Description of the task: Where a line holds the word "icon", copy that line.

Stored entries
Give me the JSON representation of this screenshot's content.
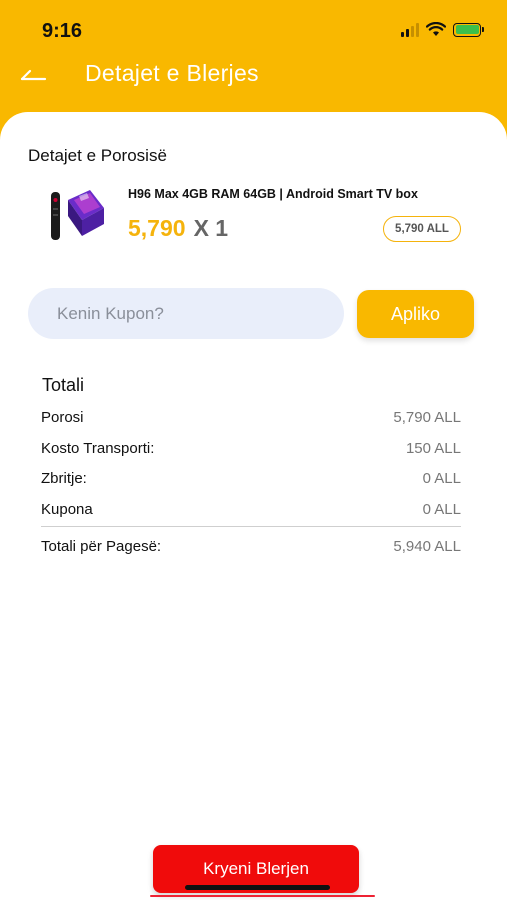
{
  "status_bar": {
    "time": "9:16"
  },
  "header": {
    "title": "Detajet e Blerjes",
    "back_icon": "back-arrow-icon"
  },
  "order": {
    "section_title": "Detajet e Porosisë",
    "product_name": "H96 Max 4GB RAM 64GB | Android Smart TV box",
    "price": "5,790",
    "quantity": "X 1",
    "line_total": "5,790 ALL"
  },
  "coupon": {
    "placeholder": "Kenin Kupon?",
    "value": "",
    "apply_label": "Apliko"
  },
  "totals": {
    "title": "Totali",
    "rows": [
      {
        "label": "Porosi",
        "value": "5,790 ALL"
      },
      {
        "label": "Kosto Transporti:",
        "value": "150 ALL"
      },
      {
        "label": "Zbritje:",
        "value": "0 ALL"
      },
      {
        "label": "Kupona",
        "value": "0 ALL"
      }
    ],
    "grand_total": {
      "label": "Totali për Pagesë:",
      "value": "5,940 ALL"
    }
  },
  "footer": {
    "pay_label": "Kryeni Blerjen"
  },
  "colors": {
    "accent": "#f9b800",
    "price": "#f5b30c",
    "danger": "#f00b0b",
    "input_bg": "#e9eefa"
  }
}
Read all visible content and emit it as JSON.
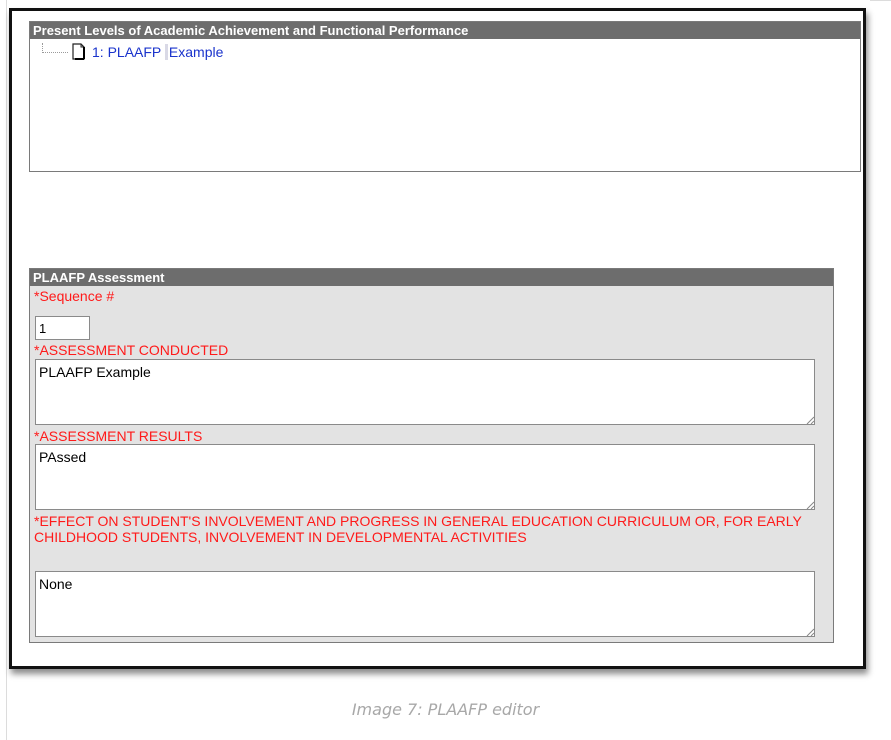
{
  "plaafp_list": {
    "header": "Present Levels of Academic Achievement and Functional Performance",
    "items": [
      {
        "label_main": "1: PLAAFP",
        "label_rest": "Example"
      }
    ]
  },
  "assessment": {
    "header": "PLAAFP Assessment",
    "sequence": {
      "label": "*Sequence #",
      "value": "1"
    },
    "conducted": {
      "label": "*ASSESSMENT CONDUCTED",
      "value": "PLAAFP Example"
    },
    "results": {
      "label": "*ASSESSMENT RESULTS",
      "value": "PAssed"
    },
    "effect": {
      "label": "*EFFECT ON STUDENT'S INVOLVEMENT AND PROGRESS IN GENERAL EDUCATION CURRICULUM OR, FOR EARLY CHILDHOOD STUDENTS, INVOLVEMENT IN DEVELOPMENTAL ACTIVITIES",
      "value": "None"
    }
  },
  "caption": "Image 7: PLAAFP editor",
  "colors": {
    "header_bg": "#6d6d6d",
    "required_label": "#ff1a1a",
    "link": "#1a33cc",
    "panel_bg": "#e3e3e3"
  }
}
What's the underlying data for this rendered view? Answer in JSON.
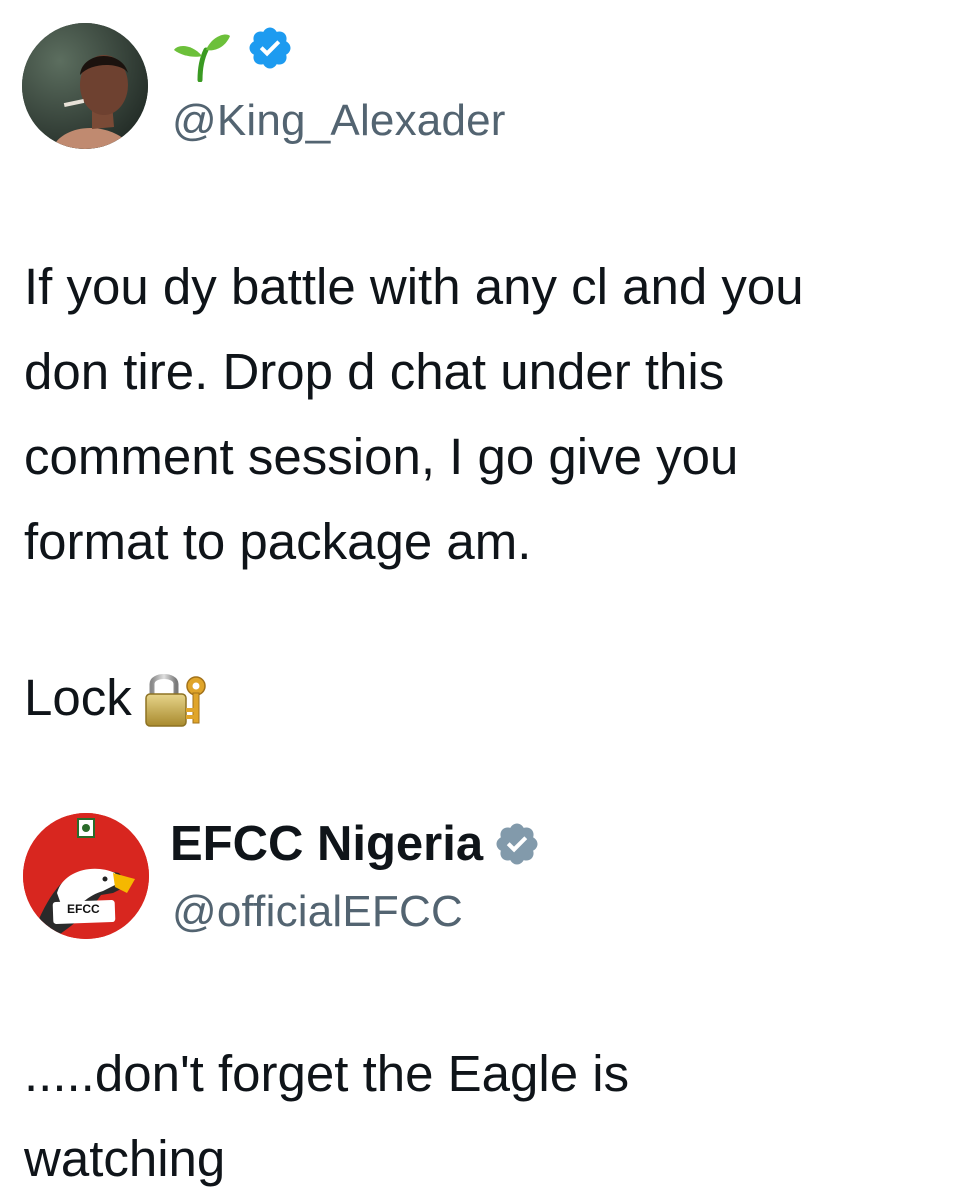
{
  "tweet_original": {
    "handle": "@King_Alexader",
    "name_icon": "seedling-icon",
    "verified_icon": "verified-badge-icon",
    "body_lines": [
      "If you dy battle with any cl and you",
      "don tire. Drop d chat under this",
      "comment session, I go give you",
      "format to package am."
    ],
    "lock_text": "Lock",
    "lock_icon": "lock-with-key-icon"
  },
  "tweet_reply": {
    "display_name": "EFCC Nigeria",
    "handle": "@officialEFCC",
    "avatar_label": "EFCC",
    "verified_icon": "verified-badge-icon",
    "body_lines": [
      ".....don't forget the Eagle is",
      "watching"
    ]
  },
  "colors": {
    "verified_blue": "#1d9bf0",
    "verified_gray": "#829aab",
    "handle_gray": "#536471",
    "efcc_red": "#d8261f"
  }
}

Correct answer:
    "back_icon": "back-arrow-icon"
    "name_icon": "seedling-icon",
    "verified_icon": "verified-badge-icon",
    "lock_icon": "lock-with-key-icon"
    "verified_icon": "verified-badge-icon",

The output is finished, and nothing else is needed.